## [DATA PROVIDED]
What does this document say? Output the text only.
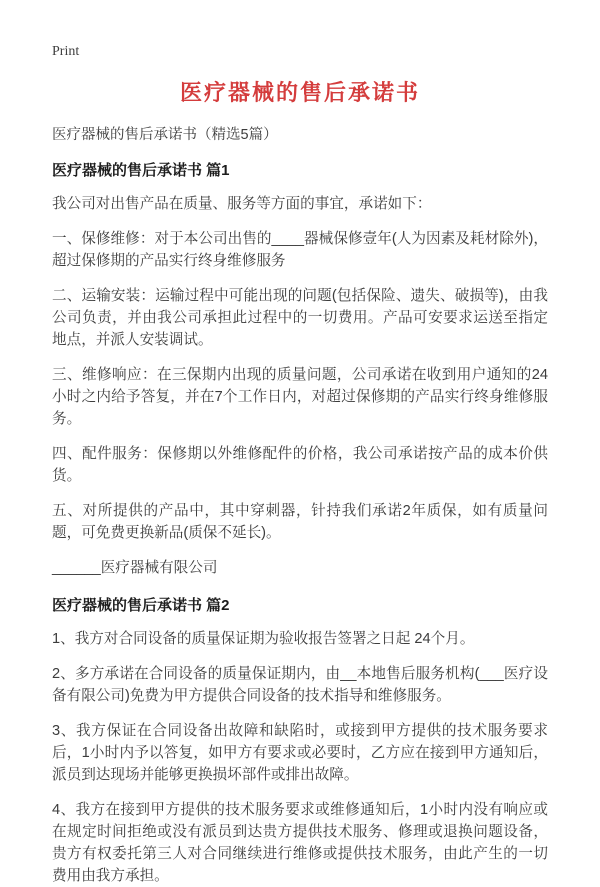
Print
医疗器械的售后承诺书
医疗器械的售后承诺书（精选5篇）
医疗器械的售后承诺书 篇1

我公司对出售产品在质量、服务等方面的事宜，承诺如下：

一、保修维修：对于本公司出售的____器械保修壹年(人为因素及耗材除外)，超过保修期的产品实行终身维修服务

二、运输安装：运输过程中可能出现的问题(包括保险、遗失、破损等)，由我公司负责，并由我公司承担此过程中的一切费用。产品可安要求运送至指定地点，并派人安装调试。

三、维修响应：在三保期内出现的质量问题，公司承诺在收到用户通知的24小时之内给予答复，并在7个工作日内，对超过保修期的产品实行终身维修服务。

四、配件服务：保修期以外维修配件的价格，我公司承诺按产品的成本价供货。

五、对所提供的产品中，其中穿刺器，针持我们承诺2年质保，如有质量问题，可免费更换新品(质保不延长)。

______医疗器械有限公司

医疗器械的售后承诺书 篇2

1、我方对合同设备的质量保证期为验收报告签署之日起 24个月。

2、多方承诺在合同设备的质量保证期内，由__本地售后服务机构(___医疗设备有限公司)免费为甲方提供合同设备的技术指导和维修服务。

3、我方保证在合同设备出故障和缺陷时，或接到甲方提供的技术服务要求后，1小时内予以答复，如甲方有要求或必要时，乙方应在接到甲方通知后，派员到达现场并能够更换损坏部件或排出故障。

4、我方在接到甲方提供的技术服务要求或维修通知后，1小时内没有响应或在规定时间拒绝或没有派员到达贵方提供技术服务、修理或退换问题设备，贵方有权委托第三人对合同继续进行维修或提供技术服务，由此产生的一切费用由我方承担。
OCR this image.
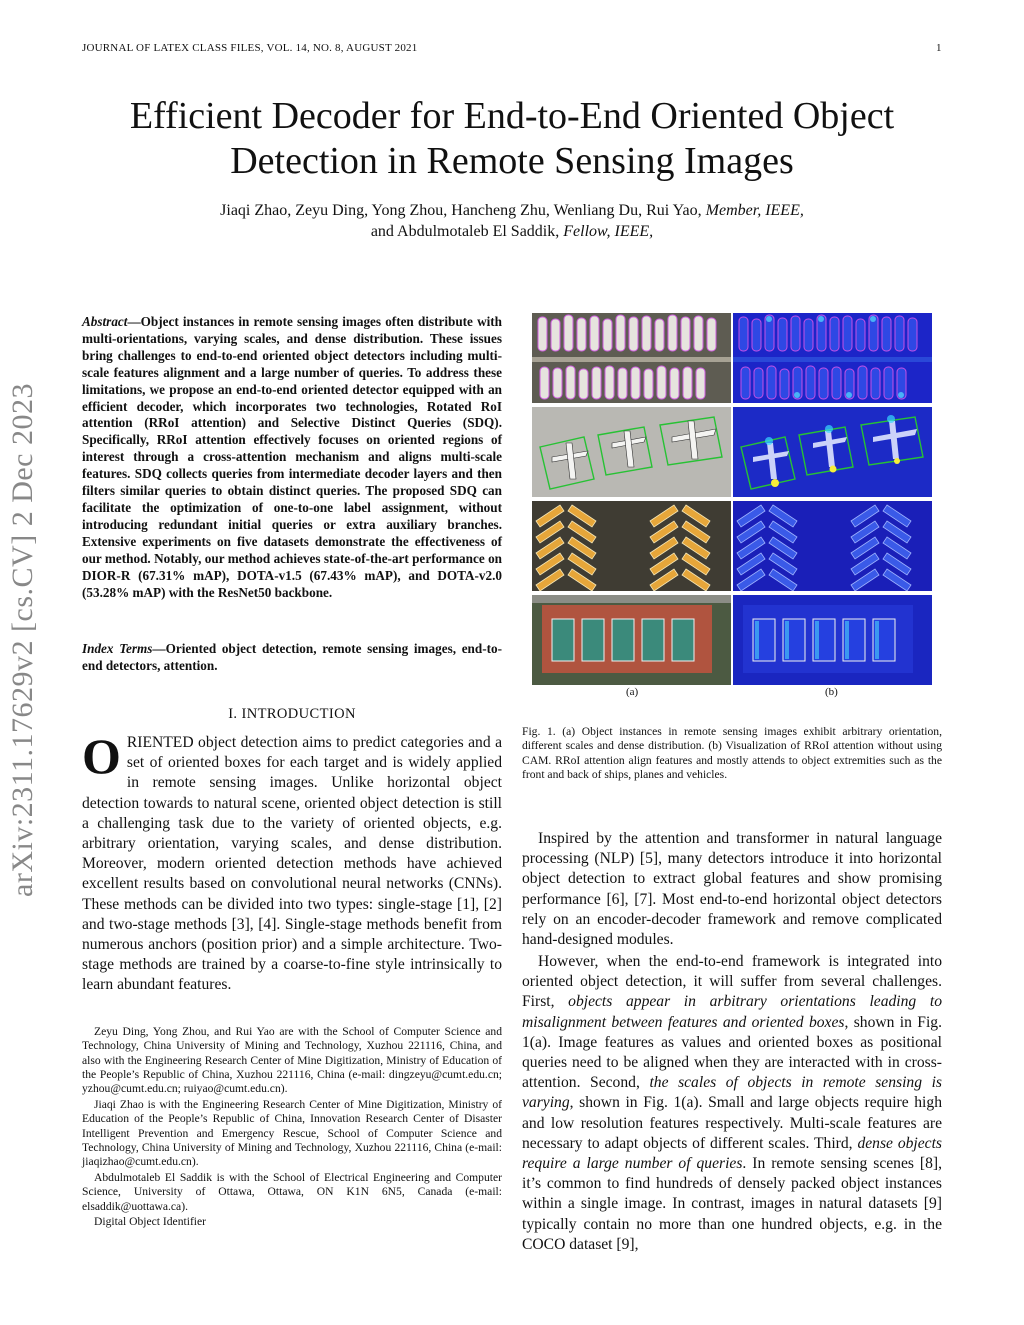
JOURNAL OF LATEX CLASS FILES, VOL. 14, NO. 8, AUGUST 2021	1
arXiv:2311.17629v2 [cs.CV] 2 Dec 2023
Efficient Decoder for End-to-End Oriented Object
Detection in Remote Sensing Images
Jiaqi Zhao, Zeyu Ding, Yong Zhou, Hancheng Zhu, Wenliang Du, Rui Yao, Member, IEEE,
and Abdulmotaleb El Saddik, Fellow, IEEE,
Abstract—Object instances in remote sensing images often distribute with multi-orientations, varying scales, and dense distribution. These issues bring challenges to end-to-end oriented object detectors including multi-scale features alignment and a large number of queries. To address these limitations, we propose an end-to-end oriented detector equipped with an efficient decoder, which incorporates two technologies, Rotated RoI attention (RRoI attention) and Selective Distinct Queries (SDQ). Specifically, RRoI attention effectively focuses on oriented regions of interest through a cross-attention mechanism and aligns multi-scale features. SDQ collects queries from intermediate decoder layers and then filters similar queries to obtain distinct queries. The proposed SDQ can facilitate the optimization of one-to-one label assignment, without introducing redundant initial queries or extra auxiliary branches. Extensive experiments on five datasets demonstrate the effectiveness of our method. Notably, our method achieves state-of-the-art performance on DIOR-R (67.31% mAP), DOTA-v1.5 (67.43% mAP), and DOTA-v2.0 (53.28% mAP) with the ResNet50 backbone.
Index Terms—Oriented object detection, remote sensing images, end-to-end detectors, attention.
I. INTRODUCTION
ORIENTED object detection aims to predict categories and a set of oriented boxes for each target and is widely applied in remote sensing images. Unlike horizontal object detection towards to natural scene, oriented object detection is still a challenging task due to the variety of oriented objects, e.g. arbitrary orientation, varying scales, and dense distribution. Moreover, modern oriented detection methods have achieved excellent results based on convolutional neural networks (CNNs). These methods can be divided into two types: single-stage [1], [2] and two-stage methods [3], [4]. Single-stage methods benefit from numerous anchors (position prior) and a simple architecture. Two-stage methods are trained by a coarse-to-fine style intrinsically to learn abundant features.

Zeyu Ding, Yong Zhou, and Rui Yao are with the School of Computer Science and Technology, China University of Mining and Technology, Xuzhou 221116, China, and also with the Engineering Research Center of Mine Digitization, Ministry of Education of the People’s Republic of China, Xuzhou 221116, China (e-mail: dingzeyu@cumt.edu.cn; yzhou@cumt.edu.cn; ruiyao@cumt.edu.cn).

Jiaqi Zhao is with the Engineering Research Center of Mine Digitization, Ministry of Education of the People’s Republic of China, Innovation Research Center of Disaster Intelligent Prevention and Emergency Rescue, School of Computer Science and Technology, China University of Mining and Technology, Xuzhou 221116, China (e-mail: jiaqizhao@cumt.edu.cn).

Abdulmotaleb El Saddik is with the School of Electrical Engineering and Computer Science, University of Ottawa, Ottawa, ON K1N 6N5, Canada (e-mail: elsaddik@uottawa.ca).

Digital Object Identifier

(a)	(b)
Fig. 1. (a) Object instances in remote sensing images exhibit arbitrary orientation, different scales and dense distribution. (b) Visualization of RRoI attention without using CAM. RRoI attention align features and mostly attends to object extremities such as the front and back of ships, planes and vehicles.

Inspired by the attention and transformer in natural language processing (NLP) [5], many detectors introduce it into horizontal object detection to extract global features and show promising performance [6], [7]. Most end-to-end horizontal object detectors rely on an encoder-decoder framework and remove complicated hand-designed modules.

However, when the end-to-end framework is integrated into oriented object detection, it will suffer from several challenges. First, objects appear in arbitrary orientations leading to misalignment between features and oriented boxes, shown in Fig. 1(a). Image features as values and oriented boxes as positional queries need to be aligned when they are interacted with in cross-attention. Second, the scales of objects in remote sensing is varying, shown in Fig. 1(a). Small and large objects require high and low resolution features respectively. Multi-scale features are necessary to adapt objects of different scales. Third, dense objects require a large number of queries. In remote sensing scenes [8], it’s common to find hundreds of densely packed object instances within a single image. In contrast, images in natural datasets [9] typically contain no more than one hundred objects, e.g. in the COCO dataset [9],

## [TO BE DONE]
Images must not appear in the copy; reproduce everything else in the records verbatim.

## [CORRECT OUTPUT]
What does this document say? Output the text only.
Print
医疗器械的售后承诺书
医疗器械的售后承诺书（精选5篇）
医疗器械的售后承诺书 篇1

我公司对出售产品在质量、服务等方面的事宜，承诺如下：

一、保修维修：对于本公司出售的____器械保修壹年(人为因素及耗材除外)，超过保修期的产品实行终身维修服务

二、运输安装：运输过程中可能出现的问题(包括保险、遗失、破损等)，由我公司负责，并由我公司承担此过程中的一切费用。产品可安要求运送至指定地点，并派人安装调试。

三、维修响应：在三保期内出现的质量问题，公司承诺在收到用户通知的24小时之内给予答复，并在7个工作日内，对超过保修期的产品实行终身维修服务。

四、配件服务：保修期以外维修配件的价格，我公司承诺按产品的成本价供货。

五、对所提供的产品中，其中穿刺器，针持我们承诺2年质保，如有质量问题，可免费更换新品(质保不延长)。

______医疗器械有限公司

医疗器械的售后承诺书 篇2

1、我方对合同设备的质量保证期为验收报告签署之日起 24个月。

2、多方承诺在合同设备的质量保证期内，由__本地售后服务机构(___医疗设备有限公司)免费为甲方提供合同设备的技术指导和维修服务。

3、我方保证在合同设备出故障和缺陷时，或接到甲方提供的技术服务要求后，1小时内予以答复，如甲方有要求或必要时，乙方应在接到甲方通知后，派员到达现场并能够更换损坏部件或排出故障。

4、我方在接到甲方提供的技术服务要求或维修通知后，1小时内没有响应或在规定时间拒绝或没有派员到达贵方提供技术服务、修理或退换问题设备，贵方有权委托第三人对合同继续进行维修或提供技术服务，由此产生的一切费用由我方承担。
OCR this image.
JOURNAL OF LATEX CLASS FILES, VOL. 14, NO. 8, AUGUST 2021	1
arXiv:2311.17629v2 [cs.CV] 2 Dec 2023
Efficient Decoder for End-to-End Oriented Object
Detection in Remote Sensing Images
Jiaqi Zhao, Zeyu Ding, Yong Zhou, Hancheng Zhu, Wenliang Du, Rui Yao, Member, IEEE,
and Abdulmotaleb El Saddik, Fellow, IEEE,
Abstract—Object instances in remote sensing images often distribute with multi-orientations, varying scales, and dense distribution. These issues bring challenges to end-to-end oriented object detectors including multi-scale features alignment and a large number of queries. To address these limitations, we propose an end-to-end oriented detector equipped with an efficient decoder, which incorporates two technologies, Rotated RoI attention (RRoI attention) and Selective Distinct Queries (SDQ). Specifically, RRoI attention effectively focuses on oriented regions of interest through a cross-attention mechanism and aligns multi-scale features. SDQ collects queries from intermediate decoder layers and then filters similar queries to obtain distinct queries. The proposed SDQ can facilitate the optimization of one-to-one label assignment, without introducing redundant initial queries or extra auxiliary branches. Extensive experiments on five datasets demonstrate the effectiveness of our method. Notably, our method achieves state-of-the-art performance on DIOR-R (67.31% mAP), DOTA-v1.5 (67.43% mAP), and DOTA-v2.0 (53.28% mAP) with the ResNet50 backbone.
Index Terms—Oriented object detection, remote sensing images, end-to-end detectors, attention.
I. INTRODUCTION
ORIENTED object detection aims to predict categories and a set of oriented boxes for each target and is widely applied in remote sensing images. Unlike horizontal object detection towards to natural scene, oriented object detection is still a challenging task due to the variety of oriented objects, e.g. arbitrary orientation, varying scales, and dense distribution. Moreover, modern oriented detection methods have achieved excellent results based on convolutional neural networks (CNNs). These methods can be divided into two types: single-stage [1], [2] and two-stage methods [3], [4]. Single-stage methods benefit from numerous anchors (position prior) and a simple architecture. Two-stage methods are trained by a coarse-to-fine style intrinsically to learn abundant features.

Zeyu Ding, Yong Zhou, and Rui Yao are with the School of Computer Science and Technology, China University of Mining and Technology, Xuzhou 221116, China, and also with the Engineering Research Center of Mine Digitization, Ministry of Education of the People’s Republic of China, Xuzhou 221116, China (e-mail: dingzeyu@cumt.edu.cn; yzhou@cumt.edu.cn; ruiyao@cumt.edu.cn).

Jiaqi Zhao is with the Engineering Research Center of Mine Digitization, Ministry of Education of the People’s Republic of China, Innovation Research Center of Disaster Intelligent Prevention and Emergency Rescue, School of Computer Science and Technology, China University of Mining and Technology, Xuzhou 221116, China (e-mail: jiaqizhao@cumt.edu.cn).

Abdulmotaleb El Saddik is with the School of Electrical Engineering and Computer Science, University of Ottawa, Ottawa, ON K1N 6N5, Canada (e-mail: elsaddik@uottawa.ca).

Digital Object Identifier

(a)	(b)
Fig. 1. (a) Object instances in remote sensing images exhibit arbitrary orientation, different scales and dense distribution. (b) Visualization of RRoI attention without using CAM. RRoI attention align features and mostly attends to object extremities such as the front and back of ships, planes and vehicles.

Inspired by the attention and transformer in natural language processing (NLP) [5], many detectors introduce it into horizontal object detection to extract global features and show promising performance [6], [7]. Most end-to-end horizontal object detectors rely on an encoder-decoder framework and remove complicated hand-designed modules.

However, when the end-to-end framework is integrated into oriented object detection, it will suffer from several challenges. First, objects appear in arbitrary orientations leading to misalignment between features and oriented boxes, shown in Fig. 1(a). Image features as values and oriented boxes as positional queries need to be aligned when they are interacted with in cross-attention. Second, the scales of objects in remote sensing is varying, shown in Fig. 1(a). Small and large objects require high and low resolution features respectively. Multi-scale features are necessary to adapt objects of different scales. Third, dense objects require a large number of queries. In remote sensing scenes [8], it’s common to find hundreds of densely packed object instances within a single image. In contrast, images in natural datasets [9] typically contain no more than one hundred objects, e.g. in the COCO dataset [9],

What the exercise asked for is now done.